** Task prompt **
Could you print all the entries exactly?

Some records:
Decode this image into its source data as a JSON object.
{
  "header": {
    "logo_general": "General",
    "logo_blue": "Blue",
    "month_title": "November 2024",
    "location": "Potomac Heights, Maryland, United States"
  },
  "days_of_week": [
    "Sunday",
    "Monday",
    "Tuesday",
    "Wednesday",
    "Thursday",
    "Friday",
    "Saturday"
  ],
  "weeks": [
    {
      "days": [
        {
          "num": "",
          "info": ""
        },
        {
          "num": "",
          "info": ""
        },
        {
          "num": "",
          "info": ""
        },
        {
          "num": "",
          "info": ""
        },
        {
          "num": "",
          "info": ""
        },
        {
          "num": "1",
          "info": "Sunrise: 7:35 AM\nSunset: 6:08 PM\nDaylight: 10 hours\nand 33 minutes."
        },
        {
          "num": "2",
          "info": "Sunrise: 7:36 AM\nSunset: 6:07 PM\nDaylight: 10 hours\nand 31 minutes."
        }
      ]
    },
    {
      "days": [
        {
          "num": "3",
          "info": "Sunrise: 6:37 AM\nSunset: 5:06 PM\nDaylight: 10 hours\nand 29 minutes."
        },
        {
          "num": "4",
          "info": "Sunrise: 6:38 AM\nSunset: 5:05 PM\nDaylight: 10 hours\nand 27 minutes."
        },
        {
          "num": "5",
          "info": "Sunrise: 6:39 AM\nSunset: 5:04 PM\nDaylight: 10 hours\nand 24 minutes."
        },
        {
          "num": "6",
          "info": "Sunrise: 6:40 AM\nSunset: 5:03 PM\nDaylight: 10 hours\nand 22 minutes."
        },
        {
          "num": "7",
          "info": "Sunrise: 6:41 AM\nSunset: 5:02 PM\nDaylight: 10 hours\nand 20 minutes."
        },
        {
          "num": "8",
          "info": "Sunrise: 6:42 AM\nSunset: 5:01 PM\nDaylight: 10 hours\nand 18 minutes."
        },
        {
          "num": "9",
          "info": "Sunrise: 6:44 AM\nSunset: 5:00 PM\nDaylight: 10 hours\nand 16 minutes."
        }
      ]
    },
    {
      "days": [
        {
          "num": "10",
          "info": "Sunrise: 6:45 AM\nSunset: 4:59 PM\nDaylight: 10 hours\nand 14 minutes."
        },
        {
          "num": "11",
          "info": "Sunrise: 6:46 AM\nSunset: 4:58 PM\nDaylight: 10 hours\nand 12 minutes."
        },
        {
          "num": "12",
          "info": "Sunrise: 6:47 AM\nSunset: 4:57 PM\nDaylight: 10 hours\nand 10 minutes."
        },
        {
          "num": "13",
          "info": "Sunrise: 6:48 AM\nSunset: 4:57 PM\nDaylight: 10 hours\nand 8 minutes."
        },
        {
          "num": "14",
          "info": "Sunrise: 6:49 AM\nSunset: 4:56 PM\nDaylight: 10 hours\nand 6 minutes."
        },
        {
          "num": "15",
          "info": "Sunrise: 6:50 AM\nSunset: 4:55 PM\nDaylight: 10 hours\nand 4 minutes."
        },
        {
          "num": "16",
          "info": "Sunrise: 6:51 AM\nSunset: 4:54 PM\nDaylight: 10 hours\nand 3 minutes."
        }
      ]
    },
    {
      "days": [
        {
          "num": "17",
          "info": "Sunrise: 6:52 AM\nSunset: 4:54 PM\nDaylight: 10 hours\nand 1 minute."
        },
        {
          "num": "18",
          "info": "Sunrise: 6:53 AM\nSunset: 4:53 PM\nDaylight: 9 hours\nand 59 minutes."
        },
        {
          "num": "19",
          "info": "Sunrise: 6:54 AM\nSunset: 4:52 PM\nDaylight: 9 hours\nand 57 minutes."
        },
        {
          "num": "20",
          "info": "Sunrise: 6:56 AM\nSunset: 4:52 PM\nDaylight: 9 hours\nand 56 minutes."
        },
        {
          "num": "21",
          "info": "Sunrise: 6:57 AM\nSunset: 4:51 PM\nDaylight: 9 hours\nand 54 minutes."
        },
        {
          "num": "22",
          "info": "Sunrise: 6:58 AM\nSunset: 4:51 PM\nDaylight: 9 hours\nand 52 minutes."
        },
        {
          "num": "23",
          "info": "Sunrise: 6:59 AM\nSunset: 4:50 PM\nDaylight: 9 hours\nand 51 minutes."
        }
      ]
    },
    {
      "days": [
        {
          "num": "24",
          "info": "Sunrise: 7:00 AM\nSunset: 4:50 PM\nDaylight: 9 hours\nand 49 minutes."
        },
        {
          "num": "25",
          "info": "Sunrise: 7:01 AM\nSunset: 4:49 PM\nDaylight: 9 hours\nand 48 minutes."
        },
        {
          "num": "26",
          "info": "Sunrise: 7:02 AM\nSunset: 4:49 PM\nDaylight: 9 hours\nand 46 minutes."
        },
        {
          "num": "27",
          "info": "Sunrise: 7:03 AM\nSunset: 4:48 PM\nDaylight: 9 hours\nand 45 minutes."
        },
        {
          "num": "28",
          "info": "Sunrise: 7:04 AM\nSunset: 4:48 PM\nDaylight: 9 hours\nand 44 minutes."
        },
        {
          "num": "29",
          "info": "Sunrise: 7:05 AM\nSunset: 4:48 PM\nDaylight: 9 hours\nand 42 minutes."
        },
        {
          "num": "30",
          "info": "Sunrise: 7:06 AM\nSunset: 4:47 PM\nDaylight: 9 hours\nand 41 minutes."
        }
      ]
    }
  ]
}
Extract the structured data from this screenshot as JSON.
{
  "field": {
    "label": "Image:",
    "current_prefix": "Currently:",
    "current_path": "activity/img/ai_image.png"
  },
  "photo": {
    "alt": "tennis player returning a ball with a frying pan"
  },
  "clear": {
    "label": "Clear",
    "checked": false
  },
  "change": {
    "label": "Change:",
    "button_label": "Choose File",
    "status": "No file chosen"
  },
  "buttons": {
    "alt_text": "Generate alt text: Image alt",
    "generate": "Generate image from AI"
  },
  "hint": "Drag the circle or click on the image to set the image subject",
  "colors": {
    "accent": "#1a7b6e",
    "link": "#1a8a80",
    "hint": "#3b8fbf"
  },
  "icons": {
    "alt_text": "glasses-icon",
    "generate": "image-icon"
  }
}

** Solved problem **
Decode this image into its source data as a JSON object.
{
  "header": {
    "logo_general": "General",
    "logo_blue": "Blue",
    "month_title": "November 2024",
    "location": "Potomac Heights, Maryland, United States"
  },
  "days_of_week": [
    "Sunday",
    "Monday",
    "Tuesday",
    "Wednesday",
    "Thursday",
    "Friday",
    "Saturday"
  ],
  "weeks": [
    {
      "days": [
        {
          "num": "",
          "info": ""
        },
        {
          "num": "",
          "info": ""
        },
        {
          "num": "",
          "info": ""
        },
        {
          "num": "",
          "info": ""
        },
        {
          "num": "",
          "info": ""
        },
        {
          "num": "1",
          "info": "Sunrise: 7:35 AM\nSunset: 6:08 PM\nDaylight: 10 hours\nand 33 minutes."
        },
        {
          "num": "2",
          "info": "Sunrise: 7:36 AM\nSunset: 6:07 PM\nDaylight: 10 hours\nand 31 minutes."
        }
      ]
    },
    {
      "days": [
        {
          "num": "3",
          "info": "Sunrise: 6:37 AM\nSunset: 5:06 PM\nDaylight: 10 hours\nand 29 minutes."
        },
        {
          "num": "4",
          "info": "Sunrise: 6:38 AM\nSunset: 5:05 PM\nDaylight: 10 hours\nand 27 minutes."
        },
        {
          "num": "5",
          "info": "Sunrise: 6:39 AM\nSunset: 5:04 PM\nDaylight: 10 hours\nand 24 minutes."
        },
        {
          "num": "6",
          "info": "Sunrise: 6:40 AM\nSunset: 5:03 PM\nDaylight: 10 hours\nand 22 minutes."
        },
        {
          "num": "7",
          "info": "Sunrise: 6:41 AM\nSunset: 5:02 PM\nDaylight: 10 hours\nand 20 minutes."
        },
        {
          "num": "8",
          "info": "Sunrise: 6:42 AM\nSunset: 5:01 PM\nDaylight: 10 hours\nand 18 minutes."
        },
        {
          "num": "9",
          "info": "Sunrise: 6:44 AM\nSunset: 5:00 PM\nDaylight: 10 hours\nand 16 minutes."
        }
      ]
    },
    {
      "days": [
        {
          "num": "10",
          "info": "Sunrise: 6:45 AM\nSunset: 4:59 PM\nDaylight: 10 hours\nand 14 minutes."
        },
        {
          "num": "11",
          "info": "Sunrise: 6:46 AM\nSunset: 4:58 PM\nDaylight: 10 hours\nand 12 minutes."
        },
        {
          "num": "12",
          "info": "Sunrise: 6:47 AM\nSunset: 4:57 PM\nDaylight: 10 hours\nand 10 minutes."
        },
        {
          "num": "13",
          "info": "Sunrise: 6:48 AM\nSunset: 4:57 PM\nDaylight: 10 hours\nand 8 minutes."
        },
        {
          "num": "14",
          "info": "Sunrise: 6:49 AM\nSunset: 4:56 PM\nDaylight: 10 hours\nand 6 minutes."
        },
        {
          "num": "15",
          "info": "Sunrise: 6:50 AM\nSunset: 4:55 PM\nDaylight: 10 hours\nand 4 minutes."
        },
        {
          "num": "16",
          "info": "Sunrise: 6:51 AM\nSunset: 4:54 PM\nDaylight: 10 hours\nand 3 minutes."
        }
      ]
    },
    {
      "days": [
        {
          "num": "17",
          "info": "Sunrise: 6:52 AM\nSunset: 4:54 PM\nDaylight: 10 hours\nand 1 minute."
        },
        {
          "num": "18",
          "info": "Sunrise: 6:53 AM\nSunset: 4:53 PM\nDaylight: 9 hours\nand 59 minutes."
        },
        {
          "num": "19",
          "info": "Sunrise: 6:54 AM\nSunset: 4:52 PM\nDaylight: 9 hours\nand 57 minutes."
        },
        {
          "num": "20",
          "info": "Sunrise: 6:56 AM\nSunset: 4:52 PM\nDaylight: 9 hours\nand 56 minutes."
        },
        {
          "num": "21",
          "info": "Sunrise: 6:57 AM\nSunset: 4:51 PM\nDaylight: 9 hours\nand 54 minutes."
        },
        {
          "num": "22",
          "info": "Sunrise: 6:58 AM\nSunset: 4:51 PM\nDaylight: 9 hours\nand 52 minutes."
        },
        {
          "num": "23",
          "info": "Sunrise: 6:59 AM\nSunset: 4:50 PM\nDaylight: 9 hours\nand 51 minutes."
        }
      ]
    },
    {
      "days": [
        {
          "num": "24",
          "info": "Sunrise: 7:00 AM\nSunset: 4:50 PM\nDaylight: 9 hours\nand 49 minutes."
        },
        {
          "num": "25",
          "info": "Sunrise: 7:01 AM\nSunset: 4:49 PM\nDaylight: 9 hours\nand 48 minutes."
        },
        {
          "num": "26",
          "info": "Sunrise: 7:02 AM\nSunset: 4:49 PM\nDaylight: 9 hours\nand 46 minutes."
        },
        {
          "num": "27",
          "info": "Sunrise: 7:03 AM\nSunset: 4:48 PM\nDaylight: 9 hours\nand 45 minutes."
        },
        {
          "num": "28",
          "info": "Sunrise: 7:04 AM\nSunset: 4:48 PM\nDaylight: 9 hours\nand 44 minutes."
        },
        {
          "num": "29",
          "info": "Sunrise: 7:05 AM\nSunset: 4:48 PM\nDaylight: 9 hours\nand 42 minutes."
        },
        {
          "num": "30",
          "info": "Sunrise: 7:06 AM\nSunset: 4:47 PM\nDaylight: 9 hours\nand 41 minutes."
        }
      ]
    }
  ]
}
Extract the structured data from this screenshot as JSON.
{
  "field": {
    "label": "Image:",
    "current_prefix": "Currently:",
    "current_path": "activity/img/ai_image.png"
  },
  "photo": {
    "alt": "tennis player returning a ball with a frying pan"
  },
  "clear": {
    "label": "Clear",
    "checked": false
  },
  "change": {
    "label": "Change:",
    "button_label": "Choose File",
    "status": "No file chosen"
  },
  "buttons": {
    "alt_text": "Generate alt text: Image alt",
    "generate": "Generate image from AI"
  },
  "hint": "Drag the circle or click on the image to set the image subject",
  "colors": {
    "accent": "#1a7b6e",
    "link": "#1a8a80",
    "hint": "#3b8fbf"
  },
  "icons": {
    "alt_text": "glasses-icon",
    "generate": "image-icon"
  }
}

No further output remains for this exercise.